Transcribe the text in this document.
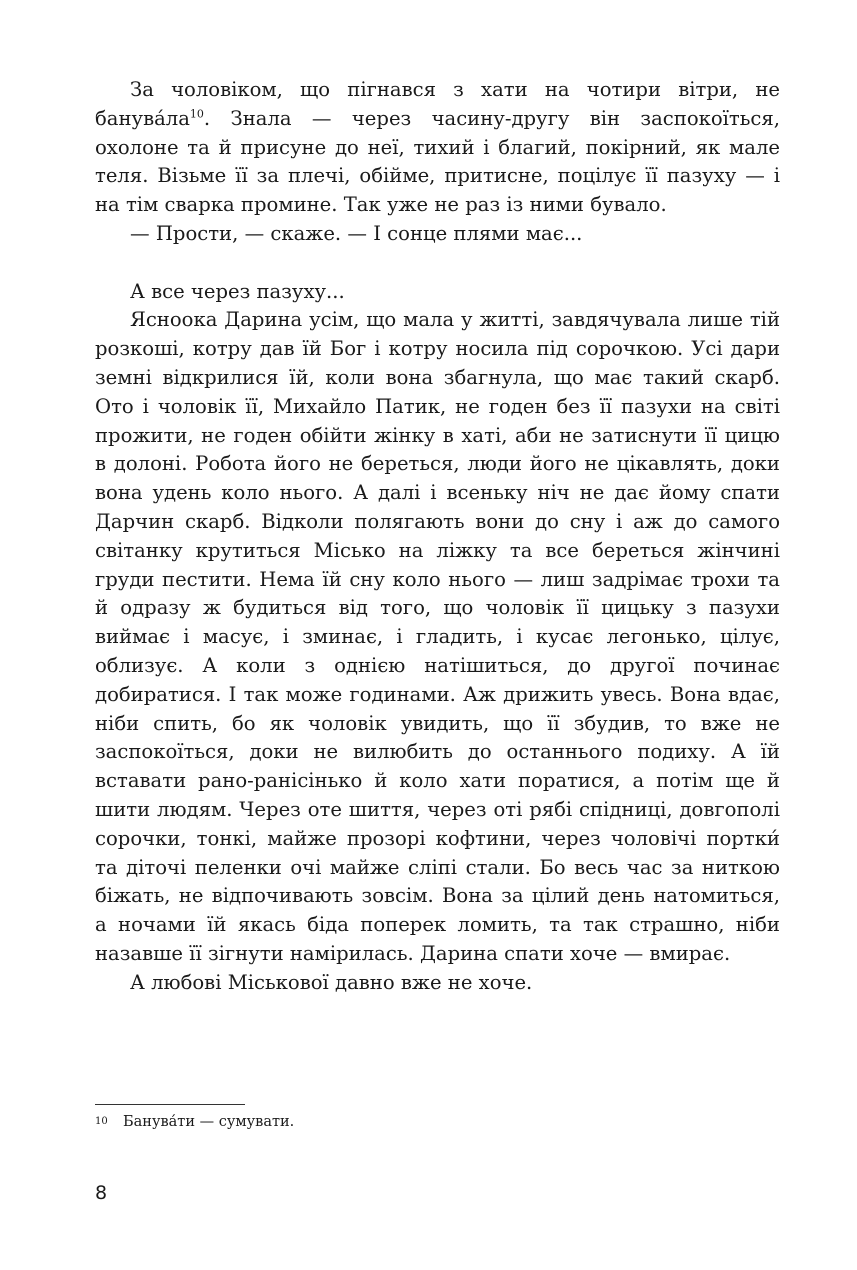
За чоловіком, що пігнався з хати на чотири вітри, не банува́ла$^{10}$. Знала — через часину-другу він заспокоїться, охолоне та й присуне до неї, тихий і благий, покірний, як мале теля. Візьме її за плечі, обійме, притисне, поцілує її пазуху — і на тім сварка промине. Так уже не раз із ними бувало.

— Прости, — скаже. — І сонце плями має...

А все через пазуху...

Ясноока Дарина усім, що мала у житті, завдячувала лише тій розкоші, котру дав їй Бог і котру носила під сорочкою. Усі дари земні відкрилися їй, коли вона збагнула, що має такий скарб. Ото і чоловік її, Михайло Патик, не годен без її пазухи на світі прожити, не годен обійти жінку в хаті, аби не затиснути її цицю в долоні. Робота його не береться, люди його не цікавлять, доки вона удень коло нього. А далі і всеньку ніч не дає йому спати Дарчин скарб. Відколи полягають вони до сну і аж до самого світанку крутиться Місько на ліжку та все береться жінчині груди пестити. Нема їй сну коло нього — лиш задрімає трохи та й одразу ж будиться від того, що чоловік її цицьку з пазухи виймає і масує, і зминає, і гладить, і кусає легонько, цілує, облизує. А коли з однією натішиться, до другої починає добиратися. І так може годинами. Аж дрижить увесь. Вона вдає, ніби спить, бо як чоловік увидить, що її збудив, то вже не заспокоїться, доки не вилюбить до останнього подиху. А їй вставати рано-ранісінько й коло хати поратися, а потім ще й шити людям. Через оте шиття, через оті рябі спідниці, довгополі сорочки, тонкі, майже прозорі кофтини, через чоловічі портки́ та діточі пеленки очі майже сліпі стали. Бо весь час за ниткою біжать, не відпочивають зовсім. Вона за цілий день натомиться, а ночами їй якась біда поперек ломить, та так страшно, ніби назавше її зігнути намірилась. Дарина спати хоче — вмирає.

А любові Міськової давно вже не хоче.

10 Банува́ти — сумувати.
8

=-=-=-=-=

▶ [Your goal] Pick out each line containing "пазуху" and report it.

▶ [Result of this exercise]
За чоловіком, що пігнався з хати на чотири вітри, не банува́ла$^{10}$. Знала — через часину-другу він заспокоїться, охолоне та й присуне до неї, тихий і благий, покірний, як мале теля. Візьме її за плечі, обійме, притисне, поцілує її пазуху — і на тім сварка промине. Так уже не раз із ними бувало.
А все через пазуху...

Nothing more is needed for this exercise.